WORKING DATA

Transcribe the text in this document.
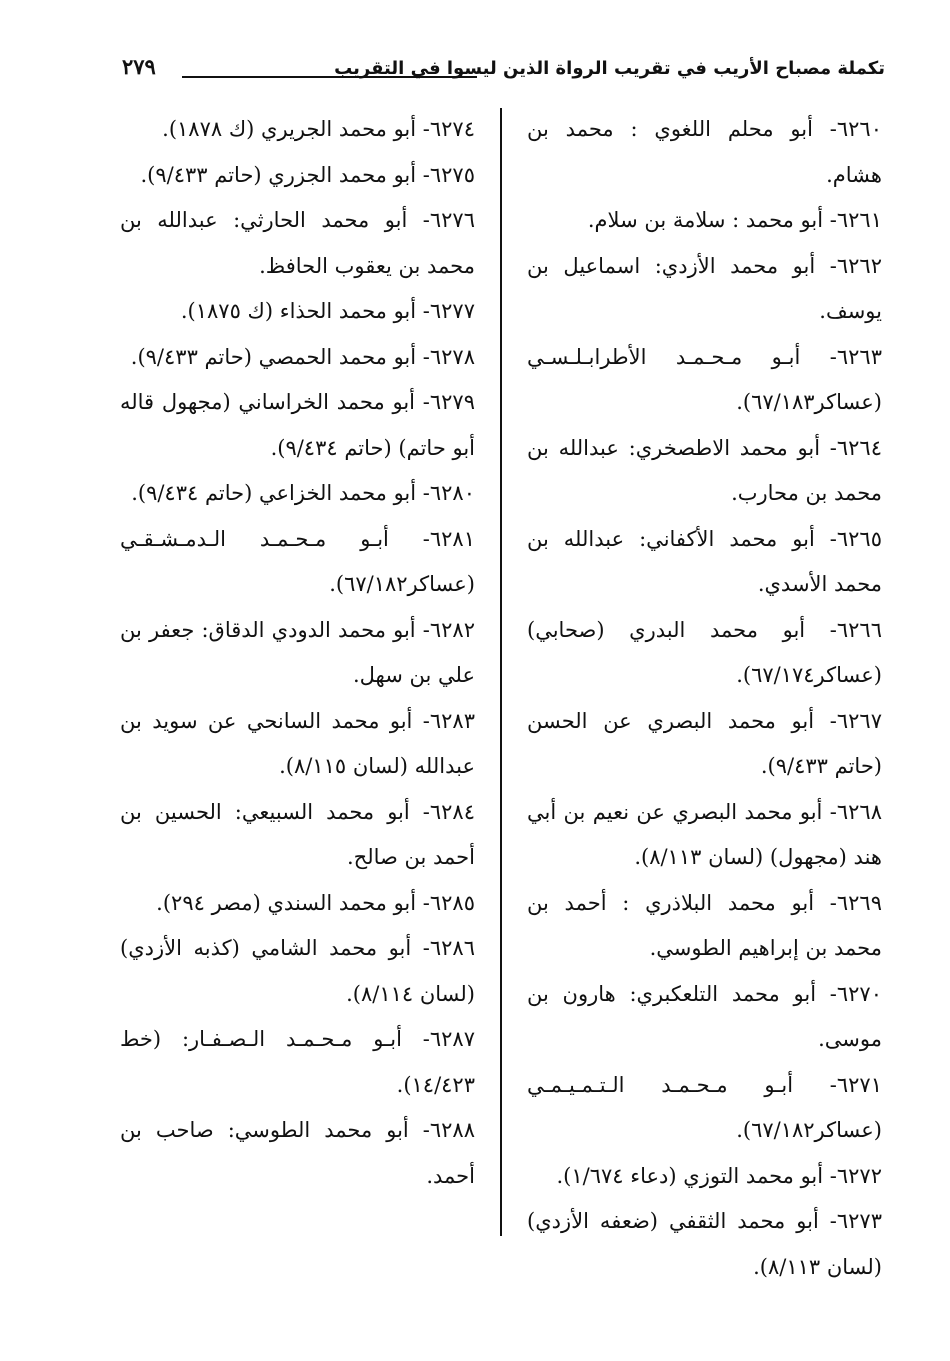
٢٧٩	تكملة مصباح الأريب في تقريب الرواة الذين ليسوا في التقريب

٦٢٦٠- أبو محلم اللغوي : محمد بن هشام.

٦٢٦١- أبو محمد : سلامة بن سلام.

٦٢٦٢- أبو محمد الأزدي: اسماعيل بن يوسف.

٦٢٦٣- أبـو مـحـمـد الأطرابـلـسـي (عساكر٦٧/١٨٣).

٦٢٦٤- أبو محمد الاطصخري: عبدالله بن محمد بن محارب.

٦٢٦٥- أبو محمد الأكفاني: عبدالله بن محمد الأسدي.

٦٢٦٦- أبو محمد البدري (صحابي) (عساكر٦٧/١٧٤).

٦٢٦٧- أبو محمد البصري عن الحسن (حاتم ٩/٤٣٣).

٦٢٦٨- أبو محمد البصري عن نعيم بن أبي هند (مجهول) (لسان ٨/١١٣).

٦٢٦٩- أبو محمد البلاذري : أحمد بن محمد بن إبراهيم الطوسي.

٦٢٧٠- أبو محمد التلعكبري: هارون بن موسى.

٦٢٧١- أبـو مـحـمـد الـتـمـيـمـي (عساكر٦٧/١٨٢).

٦٢٧٢- أبو محمد التوزي (دعاء ١/٦٧٤).

٦٢٧٣- أبو محمد الثقفي (ضعفه الأزدي) (لسان ٨/١١٣).

٦٢٧٤- أبو محمد الجريري (ك ١٨٧٨).

٦٢٧٥- أبو محمد الجزري (حاتم ٩/٤٣٣).

٦٢٧٦- أبو محمد الحارثي: عبدالله بن محمد بن يعقوب الحافظ.

٦٢٧٧- أبو محمد الحذاء (ك ١٨٧٥).

٦٢٧٨- أبو محمد الحمصي (حاتم ٩/٤٣٣).

٦٢٧٩- أبو محمد الخراساني (مجهول قاله أبو حاتم) (حاتم ٩/٤٣٤).

٦٢٨٠- أبو محمد الخزاعي (حاتم ٩/٤٣٤).

٦٢٨١- أبـو مـحـمـد الـدمـشـقـي (عساكر٦٧/١٨٢).

٦٢٨٢- أبو محمد الدودي الدقاق: جعفر بن علي بن سهل.

٦٢٨٣- أبو محمد السانحي عن سويد بن عبدالله (لسان ٨/١١٥).

٦٢٨٤- أبو محمد السبيعي: الحسين بن أحمد بن صالح.

٦٢٨٥- أبو محمد السندي (مصر ٢٩٤).

٦٢٨٦- أبو محمد الشامي (كذبه الأزدي) (لسان ٨/١١٤).

٦٢٨٧- أبـو مـحـمـد الـصـفـار: (خط ١٤/٤٢٣).

٦٢٨٨- أبو محمد الطوسي: صاحب بن أحمد.
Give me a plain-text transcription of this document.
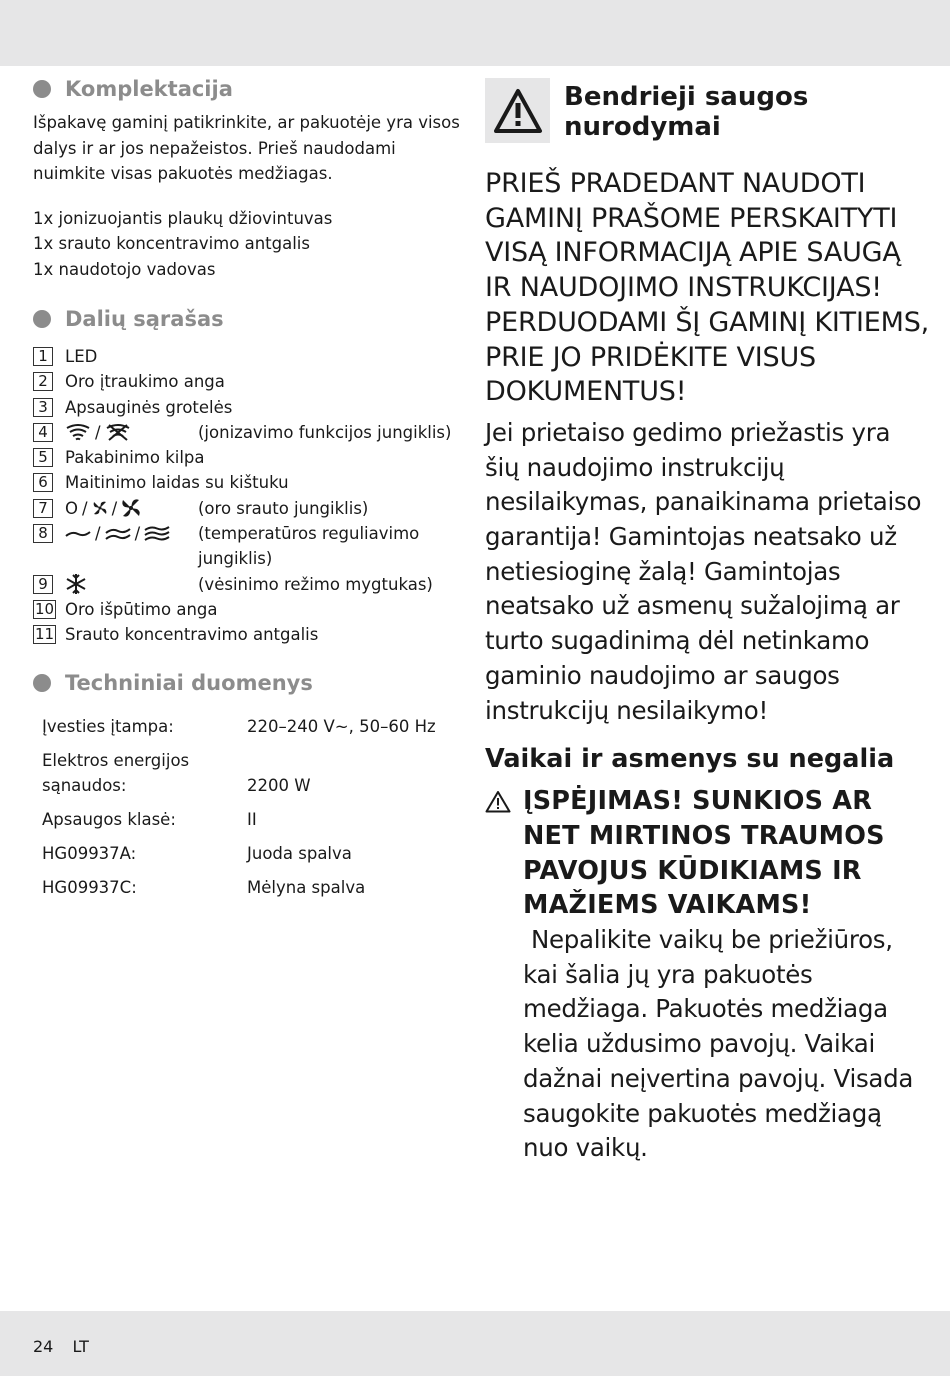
Komplektacija

Išpakavę gaminį patikrinkite, ar pakuotėje yra visos dalys ir ar jos nepažeistos. Prieš naudodami nuimkite visas pakuotės medžiagas.

1x jonizuojantis plaukų džiovintuvas
1x srauto koncentravimo antgalis
1x naudotojo vadovas
Dalių sąrašas
1	LED
2	Oro įtraukimo anga
3	Apsauginės grotelės
4	/	(jonizavimo funkcijos jungiklis)
5	Pakabinimo kilpa
6	Maitinimo laidas su kištuku
7	O / /	(oro srauto jungiklis)
8	/ /	(temperatūros reguliavimo jungiklis)
9	(vėsinimo režimo mygtukas)
10 Oro išpūtimo anga
11 Srauto koncentravimo antgalis
Techniniai duomenys
Įvesties įtampa:	220–240 V∼, 50–60 Hz
Elektros energijos sąnaudos:	2200 W
Apsaugos klasė:	II
HG09937A:	Juoda spalva
HG09937C:	Mėlyna spalva
Bendrieji saugos nurodymai
PRIEŠ PRADEDANT NAUDOTI GAMINĮ PRAŠOME PERSKAITYTI VISĄ INFORMACIJĄ APIE SAUGĄ IR NAUDOJIMO INSTRUKCIJAS! PERDUODAMI ŠĮ GAMINĮ KITIEMS, PRIE JO PRIDĖKITE VISUS DOKUMENTUS!
Jei prietaiso gedimo priežastis yra šių naudojimo instrukcijų nesilaikymas, panaikinama prietaiso garantija! Gamintojas neatsako už netiesioginę žalą! Gamintojas neatsako už asmenų sužalojimą ar turto sugadinimą dėl netinkamo gaminio naudojimo ar saugos instrukcijų nesilaikymo!
Vaikai ir asmenys su negalia
ĮSPĖJIMAS! SUNKIOS AR NET MIRTINOS TRAUMOS PAVOJUS KŪDIKIAMS IR MAŽIEMS VAIKAMS!
Nepalikite vaikų be priežiūros, kai šalia jų yra pakuotės medžiaga. Pakuotės medžiaga kelia uždusimo pavojų. Vaikai dažnai neįvertina pavojų. Visada saugokite pakuotės medžiagą nuo vaikų.
24 LT
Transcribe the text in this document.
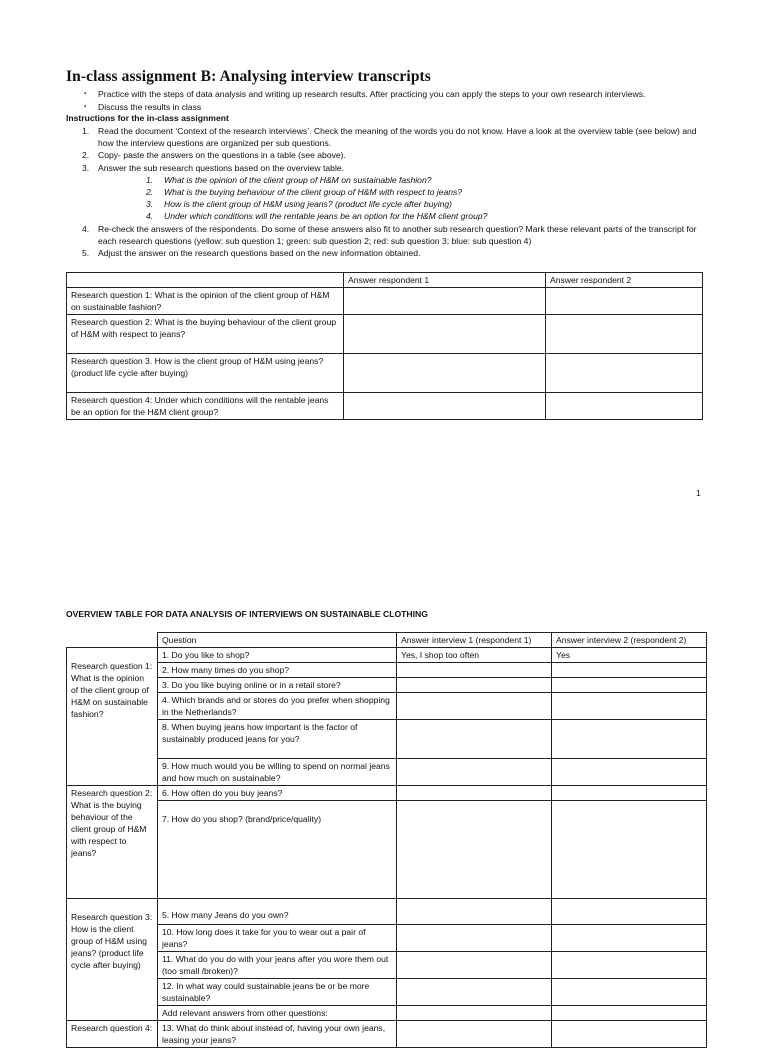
In-class assignment B: Analysing interview transcripts
▪ Practice with the steps of data analysis and writing up research results. After practicing you can apply the steps to your own research interviews.
▪ Discuss the results in class
Instructions for the in-class assignment
1. Read the document ‘Context of the research interviews’. Check the meaning of the words you do not know. Have a look at the overview table (see below) and how the interview questions are organized per sub questions.
2. Copy- paste the answers on the questions in a table (see above).
3. Answer the sub research questions based on the overview table.
1. What is the opinion of the client group of H&M on sustainable fashion?
2. What is the buying behaviour of the client group of H&M with respect to jeans?
3. How is the client group of H&M using jeans? (product life cycle after buying)
4. Under which conditions will the rentable jeans be an option for the H&M client group?
4. Re-check the answers of the respondents. Do some of these answers also fit to another sub research question? Mark these relevant parts of the transcript for each research questions (yellow: sub question 1; green: sub question 2; red: sub question 3; blue: sub question 4)
5. Adjust the answer on the research questions based on the new information obtained.
	Answer respondent 1	Answer respondent 2
Research question 1: What is the opinion of the client group of H&M on sustainable fashion?		
Research question 2: What is the buying behaviour of the client group of H&M with respect to jeans?		
Research question 3. How is the client group of H&M using jeans? (product life cycle after buying)		
Research question 4: Under which conditions will the rentable jeans be an option for the H&M client group?		
1
OVERVIEW TABLE FOR DATA ANALYSIS OF INTERVIEWS ON SUSTAINABLE CLOTHING
	Question	Answer interview 1 (respondent 1)	Answer interview 2 (respondent 2)
Research question 1:
What is the opinion of the client group of H&M on sustainable fashion?	1. Do you like to shop?	Yes, I shop too often	Yes
	2. How many times do you shop?		
	3. Do you like buying online or in a retail store?		
	4. Which brands and or stores do you prefer when shopping in the Netherlands?		
	8. When buying jeans how important is the factor of sustainably produced jeans for you?		
	9. How much would you be willing to spend on normal jeans and how much on sustainable?		
Research question 2:
What is the buying behaviour of the client group of H&M with respect to jeans?	6. How often do you buy jeans?		
	7. How do you shop? (brand/price/quality)		
Research question 3: How is the client group of H&M using jeans? (product life cycle after buying)	5. How many Jeans do you own?		
	10. How long does it take for you to wear out a pair of jeans?		
	11. What do you do with your jeans after you wore them out (too small /broken)?		
	12. In what way could sustainable jeans be or be more sustainable?		
	Add relevant answers from other questions:		

Research question 4:	13. What do think about instead of, having your own jeans, leasing your jeans?		
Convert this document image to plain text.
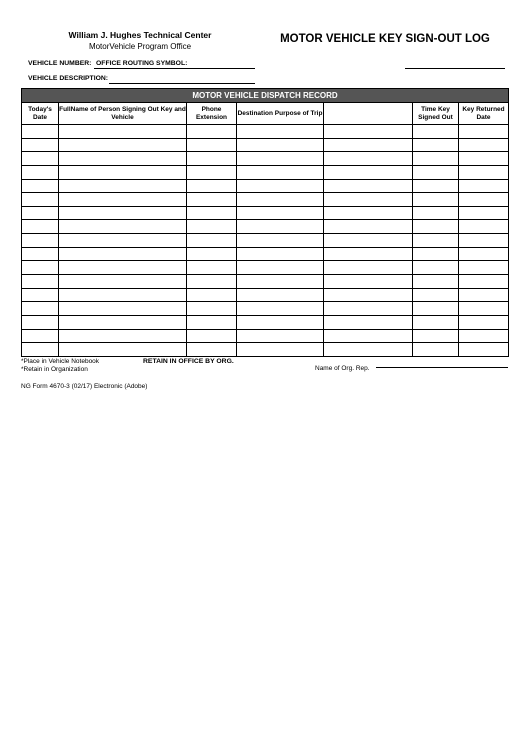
William J. Hughes Technical Center
MotorVehicle Program Office
MOTOR VEHICLE KEY SIGN-OUT LOG
VEHICLE NUMBER: OFFICE ROUTING SYMBOL:
VEHICLE DESCRIPTION:
MOTOR VEHICLE DISPATCH RECORD						
Today's Date	FullName of Person Signing Out Key and Vehicle	Phone Extension	Destination Purpose of Trip		Time Key Signed Out	Key Returned Date

*Place in Vehicle Notebook
*Retain in Organization
RETAIN IN OFFICE BY ORG.
Name of Org. Rep.
NG Form 4670-3 (02/17) Electronic (Adobe)
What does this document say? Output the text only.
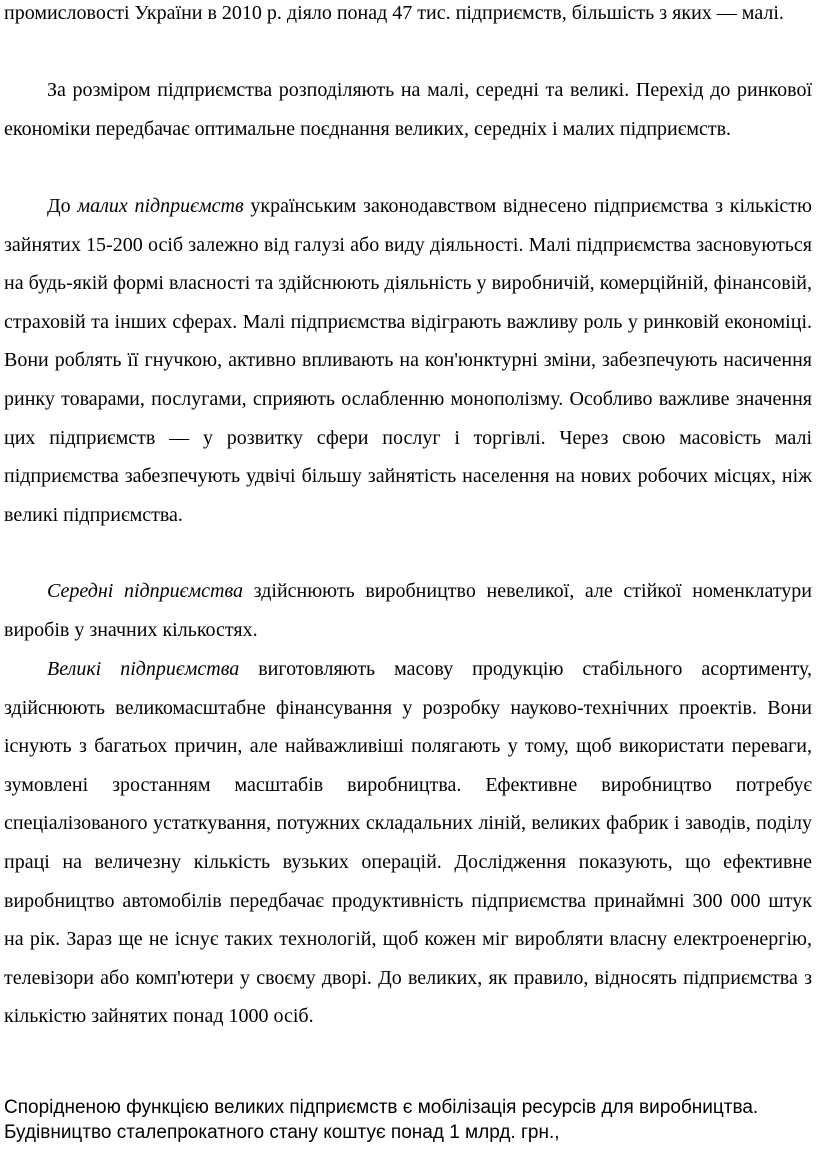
промисловості України в 2010 р. діяло понад 47 тис. підприємств, більшість з яких — малі.

За розміром підприємства розподіляють на малі, середні та великі. Перехід до ринкової економіки передбачає оптимальне поєднання великих, середніх і малих підприємств.

До малих підприємств українським законодавством віднесено підприємства з кількістю зайнятих 15-200 осіб залежно від галузі або виду діяльності. Малі підприємства засновуються на будь-якій формі власності та здійснюють діяльність у виробничій, комерційній, фінансовій, страховій та інших сферах. Малі підприємства відіграють важливу роль у ринковій економіці. Вони роблять її гнучкою, активно впливають на кон'юнктурні зміни, забезпечують насичення ринку товарами, послугами, сприяють ослабленню монополізму. Особливо важливе значення цих підприємств — у розвитку сфери послуг і торгівлі. Через свою масовість малі підприємства забезпечують удвічі більшу зайнятість населення на нових робочих місцях, ніж великі підприємства.

Середні підприємства здійснюють виробництво невеликої, але стійкої номенклатури виробів у значних кількостях.

Великі підприємства виготовляють масову продукцію стабільного асортименту, здійснюють великомасштабне фінансування у розробку науково-технічних проектів. Вони існують з багатьох причин, але найважливіші полягають у тому, щоб використати переваги, зумовлені зростанням масштабів виробництва. Ефективне виробництво потребує спеціалізованого устаткування, потужних складальних ліній, великих фабрик і заводів, поділу праці на величезну кількість вузьких операцій. Дослідження показують, що ефективне виробництво автомобілів передбачає продуктивність підприємства принаймні 300 000 штук на рік. Зараз ще не існує таких технологій, щоб кожен міг виробляти власну електроенергію, телевізори або комп'ютери у своєму дворі. До великих, як правило, відносять підприємства з кількістю зайнятих понад 1000 осіб.

Спорідненою функцією великих підприємств є мобілізація ресурсів для виробництва. Будівництво сталепрокатного стану коштує понад 1 млрд. грн.,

STATED EXERCISE
Only the number is wanted: how many lines in the data include the word "anga"?

TASK OUTPUT
2